==== Available records

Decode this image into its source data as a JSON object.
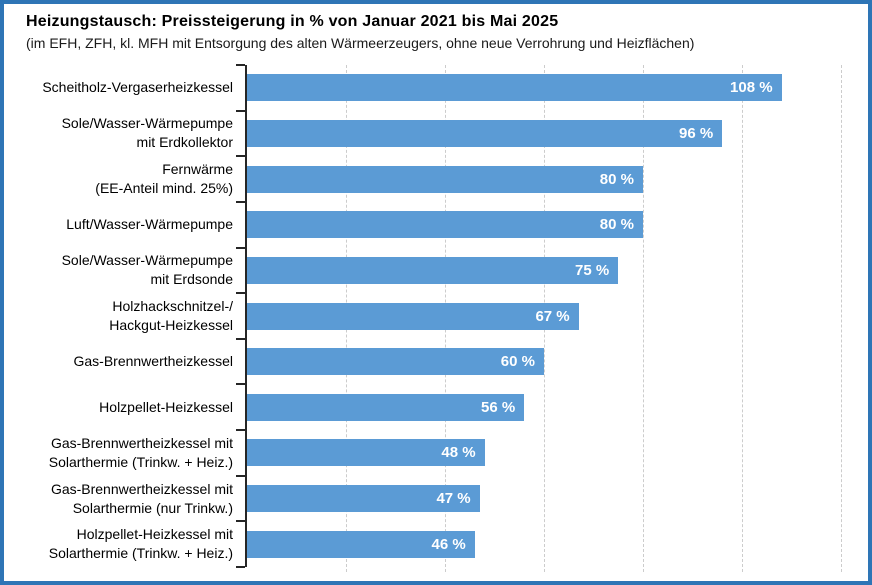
{
  "chart_data": {
    "type": "bar",
    "orientation": "horizontal",
    "title": "Heizungstausch: Preissteigerung in % von Januar 2021 bis Mai 2025",
    "subtitle": "(im EFH, ZFH, kl. MFH mit Entsorgung des alten Wärmeerzeugers, ohne neue Verrohrung und Heizflächen)",
    "categories": [
      "Scheitholz-Vergaserheizkessel",
      "Sole/Wasser-Wärmepumpe\nmit Erdkollektor",
      "Fernwärme\n(EE-Anteil mind. 25%)",
      "Luft/Wasser-Wärmepumpe",
      "Sole/Wasser-Wärmepumpe\nmit Erdsonde",
      "Holzhackschnitzel-/\nHackgut-Heizkessel",
      "Gas-Brennwertheizkessel",
      "Holzpellet-Heizkessel",
      "Gas-Brennwertheizkessel mit\nSolarthermie (Trinkw. + Heiz.)",
      "Gas-Brennwertheizkessel mit\nSolarthermie (nur Trinkw.)",
      "Holzpellet-Heizkessel mit\nSolarthermie (Trinkw. + Heiz.)"
    ],
    "values": [
      108,
      96,
      80,
      80,
      75,
      67,
      60,
      56,
      48,
      47,
      46
    ],
    "value_labels": [
      "108 %",
      "96 %",
      "80 %",
      "80 %",
      "75 %",
      "67 %",
      "60 %",
      "56 %",
      "48 %",
      "47 %",
      "46 %"
    ],
    "xlim": [
      0,
      120
    ],
    "gridlines": [
      20,
      40,
      60,
      80,
      100,
      120
    ],
    "grid_style": "dashed",
    "legend": "none",
    "xlabel": "",
    "ylabel": "",
    "bar_color": "#5B9BD5",
    "frame_color": "#2E75B6",
    "axis_color": "#262626",
    "value_label_color": "#ffffff"
  }
}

========

*Requirement*. Write out again every line above exactly as given; the pictures do not belong in the copy.

*Answer for the task*.
Decode this image into its source data as a JSON object.
{
  "chart_data": {
    "type": "bar",
    "orientation": "horizontal",
    "title": "Heizungstausch: Preissteigerung in % von Januar 2021 bis Mai 2025",
    "subtitle": "(im EFH, ZFH, kl. MFH mit Entsorgung des alten Wärmeerzeugers, ohne neue Verrohrung und Heizflächen)",
    "categories": [
      "Scheitholz-Vergaserheizkessel",
      "Sole/Wasser-Wärmepumpe\nmit Erdkollektor",
      "Fernwärme\n(EE-Anteil mind. 25%)",
      "Luft/Wasser-Wärmepumpe",
      "Sole/Wasser-Wärmepumpe\nmit Erdsonde",
      "Holzhackschnitzel-/\nHackgut-Heizkessel",
      "Gas-Brennwertheizkessel",
      "Holzpellet-Heizkessel",
      "Gas-Brennwertheizkessel mit\nSolarthermie (Trinkw. + Heiz.)",
      "Gas-Brennwertheizkessel mit\nSolarthermie (nur Trinkw.)",
      "Holzpellet-Heizkessel mit\nSolarthermie (Trinkw. + Heiz.)"
    ],
    "values": [
      108,
      96,
      80,
      80,
      75,
      67,
      60,
      56,
      48,
      47,
      46
    ],
    "value_labels": [
      "108 %",
      "96 %",
      "80 %",
      "80 %",
      "75 %",
      "67 %",
      "60 %",
      "56 %",
      "48 %",
      "47 %",
      "46 %"
    ],
    "xlim": [
      0,
      120
    ],
    "gridlines": [
      20,
      40,
      60,
      80,
      100,
      120
    ],
    "grid_style": "dashed",
    "legend": "none",
    "xlabel": "",
    "ylabel": "",
    "bar_color": "#5B9BD5",
    "frame_color": "#2E75B6",
    "axis_color": "#262626",
    "value_label_color": "#ffffff"
  }
}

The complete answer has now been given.